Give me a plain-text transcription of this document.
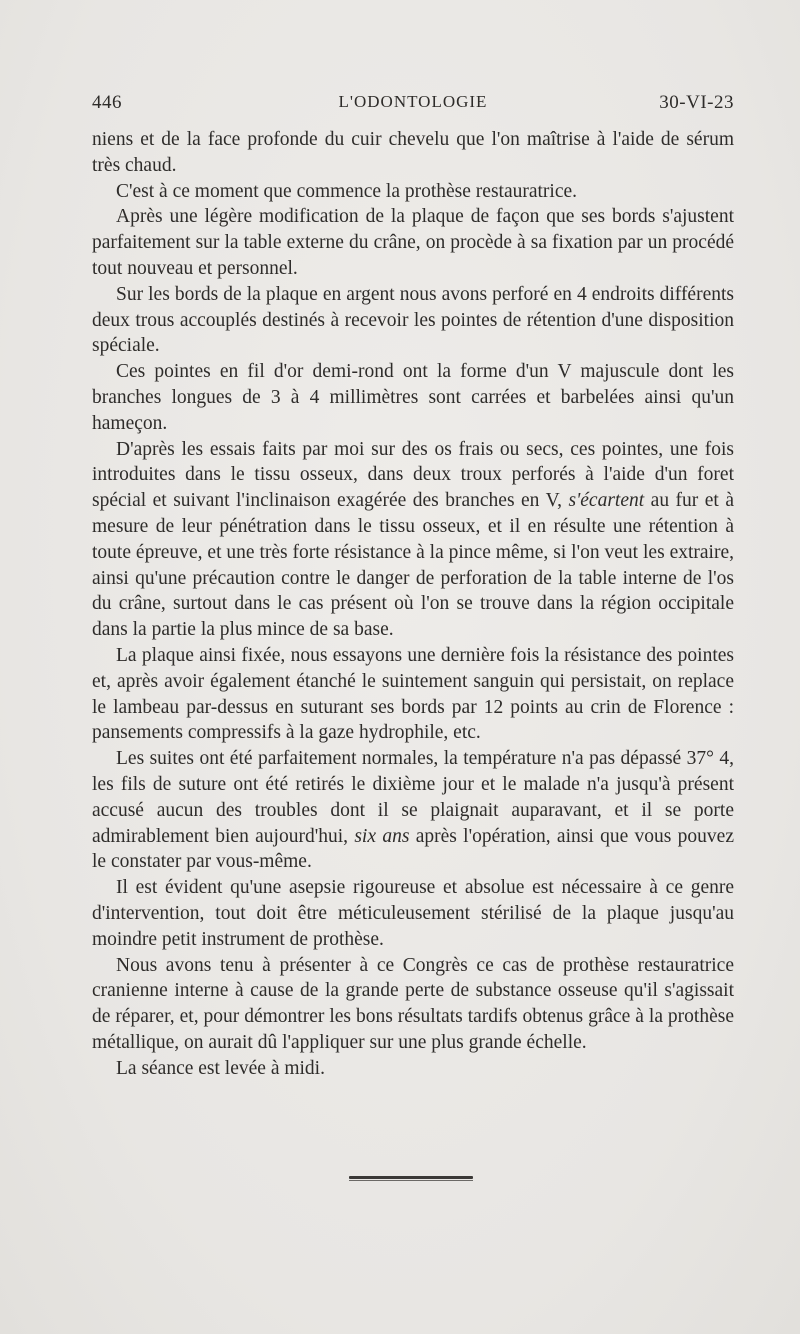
446	L'ODONTOLOGIE	30-VI-23

niens et de la face profonde du cuir chevelu que l'on maîtrise à l'aide de sérum très chaud.

C'est à ce moment que commence la prothèse restauratrice.

Après une légère modification de la plaque de façon que ses bords s'ajustent parfaitement sur la table externe du crâne, on procède à sa fixation par un procédé tout nouveau et personnel.

Sur les bords de la plaque en argent nous avons perforé en 4 endroits différents deux trous accouplés destinés à recevoir les pointes de rétention d'une disposition spéciale.

Ces pointes en fil d'or demi-rond ont la forme d'un V majuscule dont les branches longues de 3 à 4 millimètres sont carrées et barbelées ainsi qu'un hameçon.

D'après les essais faits par moi sur des os frais ou secs, ces pointes, une fois introduites dans le tissu osseux, dans deux troux perforés à l'aide d'un foret spécial et suivant l'inclinaison exagérée des branches en V, s'écartent au fur et à mesure de leur pénétration dans le tissu osseux, et il en résulte une rétention à toute épreuve, et une très forte résistance à la pince même, si l'on veut les extraire, ainsi qu'une précaution contre le danger de perforation de la table interne de l'os du crâne, surtout dans le cas présent où l'on se trouve dans la région occipitale dans la partie la plus mince de sa base.

La plaque ainsi fixée, nous essayons une dernière fois la résistance des pointes et, après avoir également étanché le suintement sanguin qui persistait, on replace le lambeau par-dessus en suturant ses bords par 12 points au crin de Florence : pansements compressifs à la gaze hydrophile, etc.

Les suites ont été parfaitement normales, la température n'a pas dépassé 37° 4, les fils de suture ont été retirés le dixième jour et le malade n'a jusqu'à présent accusé aucun des troubles dont il se plaignait auparavant, et il se porte admirablement bien aujourd'hui, six ans après l'opération, ainsi que vous pouvez le constater par vous-même.

Il est évident qu'une asepsie rigoureuse et absolue est nécessaire à ce genre d'intervention, tout doit être méticuleusement stérilisé de la plaque jusqu'au moindre petit instrument de prothèse.

Nous avons tenu à présenter à ce Congrès ce cas de prothèse restauratrice cranienne interne à cause de la grande perte de substance osseuse qu'il s'agissait de réparer, et, pour démontrer les bons résultats tardifs obtenus grâce à la prothèse métallique, on aurait dû l'appliquer sur une plus grande échelle.

La séance est levée à midi.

▬▬▬▬▬▬

[Prompt] Give the count of lines in the data shown above that contain "ainsi", and nothing else.

[Solution below] 4